WHAT IS REQUIRED → Across the entries below, how many lines contain the string "endl"? Give only the count.

RECORDS PROVIDED →
*****
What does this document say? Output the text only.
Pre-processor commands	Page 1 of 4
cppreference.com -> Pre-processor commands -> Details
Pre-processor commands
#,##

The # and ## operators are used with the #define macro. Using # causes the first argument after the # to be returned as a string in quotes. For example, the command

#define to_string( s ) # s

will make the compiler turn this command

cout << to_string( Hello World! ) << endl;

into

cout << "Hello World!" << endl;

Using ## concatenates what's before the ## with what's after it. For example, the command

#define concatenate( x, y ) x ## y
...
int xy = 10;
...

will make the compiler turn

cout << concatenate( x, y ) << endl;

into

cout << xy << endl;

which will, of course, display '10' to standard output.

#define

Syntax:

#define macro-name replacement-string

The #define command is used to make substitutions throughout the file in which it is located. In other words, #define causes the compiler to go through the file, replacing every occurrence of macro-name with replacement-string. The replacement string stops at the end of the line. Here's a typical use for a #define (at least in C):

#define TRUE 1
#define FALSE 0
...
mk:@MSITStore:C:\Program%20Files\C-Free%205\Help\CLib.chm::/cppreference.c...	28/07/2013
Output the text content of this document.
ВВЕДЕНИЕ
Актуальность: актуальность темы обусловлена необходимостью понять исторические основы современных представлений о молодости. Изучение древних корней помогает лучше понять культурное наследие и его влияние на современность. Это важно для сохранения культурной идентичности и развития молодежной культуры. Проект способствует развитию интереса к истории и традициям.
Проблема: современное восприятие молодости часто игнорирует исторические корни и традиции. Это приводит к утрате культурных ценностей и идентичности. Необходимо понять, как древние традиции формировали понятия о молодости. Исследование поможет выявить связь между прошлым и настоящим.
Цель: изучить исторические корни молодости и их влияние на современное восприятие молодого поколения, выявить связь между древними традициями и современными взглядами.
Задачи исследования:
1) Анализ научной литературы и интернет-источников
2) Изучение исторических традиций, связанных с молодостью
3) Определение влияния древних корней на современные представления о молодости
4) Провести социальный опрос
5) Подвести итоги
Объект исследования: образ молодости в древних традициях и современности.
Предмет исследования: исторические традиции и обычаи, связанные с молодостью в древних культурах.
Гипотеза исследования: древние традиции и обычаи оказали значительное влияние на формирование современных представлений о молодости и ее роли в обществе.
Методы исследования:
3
*****
ANSWER TO THE TASK → 4